**Required task**
Reproduce each of the following rows verbatim, in the order given.
:: Provided information
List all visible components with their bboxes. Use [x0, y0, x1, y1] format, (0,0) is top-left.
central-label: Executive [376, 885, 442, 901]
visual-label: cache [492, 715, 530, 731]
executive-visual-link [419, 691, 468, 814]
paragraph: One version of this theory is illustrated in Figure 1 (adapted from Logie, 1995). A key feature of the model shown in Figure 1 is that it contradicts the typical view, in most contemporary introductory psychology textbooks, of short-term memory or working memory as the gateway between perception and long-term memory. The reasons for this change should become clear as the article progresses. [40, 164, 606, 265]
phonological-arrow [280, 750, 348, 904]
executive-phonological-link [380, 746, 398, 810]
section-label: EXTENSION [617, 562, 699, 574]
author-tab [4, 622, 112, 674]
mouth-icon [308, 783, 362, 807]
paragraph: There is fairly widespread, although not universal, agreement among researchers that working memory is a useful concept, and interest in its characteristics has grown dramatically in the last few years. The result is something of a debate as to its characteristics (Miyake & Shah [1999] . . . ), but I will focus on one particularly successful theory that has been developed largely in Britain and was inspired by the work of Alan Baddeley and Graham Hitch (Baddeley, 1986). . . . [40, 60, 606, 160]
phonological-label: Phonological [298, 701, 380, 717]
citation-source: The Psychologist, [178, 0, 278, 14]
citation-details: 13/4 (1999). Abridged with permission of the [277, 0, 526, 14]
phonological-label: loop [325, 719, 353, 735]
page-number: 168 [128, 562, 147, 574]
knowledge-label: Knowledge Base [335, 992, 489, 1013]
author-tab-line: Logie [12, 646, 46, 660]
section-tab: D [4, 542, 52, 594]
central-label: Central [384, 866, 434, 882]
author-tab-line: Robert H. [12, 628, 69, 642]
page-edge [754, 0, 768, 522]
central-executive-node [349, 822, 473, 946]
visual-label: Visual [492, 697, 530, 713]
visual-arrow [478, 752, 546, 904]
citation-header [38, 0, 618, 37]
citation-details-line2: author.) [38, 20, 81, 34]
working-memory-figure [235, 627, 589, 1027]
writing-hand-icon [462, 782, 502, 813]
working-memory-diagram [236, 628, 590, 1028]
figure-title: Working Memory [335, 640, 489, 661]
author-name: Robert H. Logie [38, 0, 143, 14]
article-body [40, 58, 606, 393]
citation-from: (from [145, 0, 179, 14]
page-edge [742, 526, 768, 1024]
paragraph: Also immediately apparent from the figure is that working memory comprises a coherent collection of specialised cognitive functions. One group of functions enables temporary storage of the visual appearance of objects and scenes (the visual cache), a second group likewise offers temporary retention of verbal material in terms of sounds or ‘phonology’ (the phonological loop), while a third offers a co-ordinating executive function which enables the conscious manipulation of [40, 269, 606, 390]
::::
**Complete answer**
List all visible components with their bboxes. Use [x0, y0, x1, y1] format, (0,0) is top-left.
central-label: Executive [376, 885, 442, 901]
visual-label: cache [492, 715, 530, 731]
executive-visual-link [419, 691, 468, 814]
paragraph: One version of this theory is illustrated in Figure 1 (adapted from Logie, 1995). A key feature of the model shown in Figure 1 is that it contradicts the typical view, in most contemporary introductory psychology textbooks, of short-term memory or working memory as the gateway between perception and long-term memory. The reasons for this change should become clear as the article progresses. [40, 164, 606, 265]
phonological-arrow [280, 750, 348, 904]
executive-phonological-link [380, 746, 398, 810]
section-label: EXTENSION [617, 562, 699, 574]
author-tab [4, 622, 112, 674]
mouth-icon [308, 783, 362, 807]
paragraph: There is fairly widespread, although not universal, agreement among researchers that working memory is a useful concept, and interest in its characteristics has grown dramatically in the last few years. The result is something of a debate as to its characteristics (Miyake & Shah [1999] . . . ), but I will focus on one particularly successful theory that has been developed largely in Britain and was inspired by the work of Alan Baddeley and Graham Hitch (Baddeley, 1986). . . . [40, 60, 606, 160]
phonological-label: Phonological [298, 701, 380, 717]
citation-source: The Psychologist, [178, 0, 278, 14]
citation-details: 13/4 (1999). Abridged with permission of the [277, 0, 526, 14]
phonological-label: loop [325, 719, 353, 735]
page-number: 168 [128, 562, 147, 574]
knowledge-label: Knowledge Base [335, 992, 489, 1013]
author-tab-line: Logie [12, 646, 46, 660]
section-tab: D [4, 542, 52, 594]
central-label: Central [384, 866, 434, 882]
author-tab-line: Robert H. [12, 628, 69, 642]
page-edge [754, 0, 768, 522]
central-executive-node [349, 822, 473, 946]
visual-label: Visual [492, 697, 530, 713]
visual-arrow [478, 752, 546, 904]
citation-header [38, 0, 618, 37]
citation-details-line2: author.) [38, 20, 81, 34]
working-memory-figure [235, 627, 589, 1027]
writing-hand-icon [462, 782, 502, 813]
working-memory-diagram [236, 628, 590, 1028]
figure-title: Working Memory [335, 640, 489, 661]
author-name: Robert H. Logie [38, 0, 143, 14]
article-body [40, 58, 606, 393]
citation-from: (from [145, 0, 179, 14]
page-edge [742, 526, 768, 1024]
paragraph: Also immediately apparent from the figure is that working memory comprises a coherent collection of specialised cognitive functions. One group of functions enables temporary storage of the visual appearance of objects and scenes (the visual cache), a second group likewise offers temporary retention of verbal material in terms of sounds or ‘phonology’ (the phonological loop), while a third offers a co-ordinating executive function which enables the conscious manipulation of [40, 269, 606, 390]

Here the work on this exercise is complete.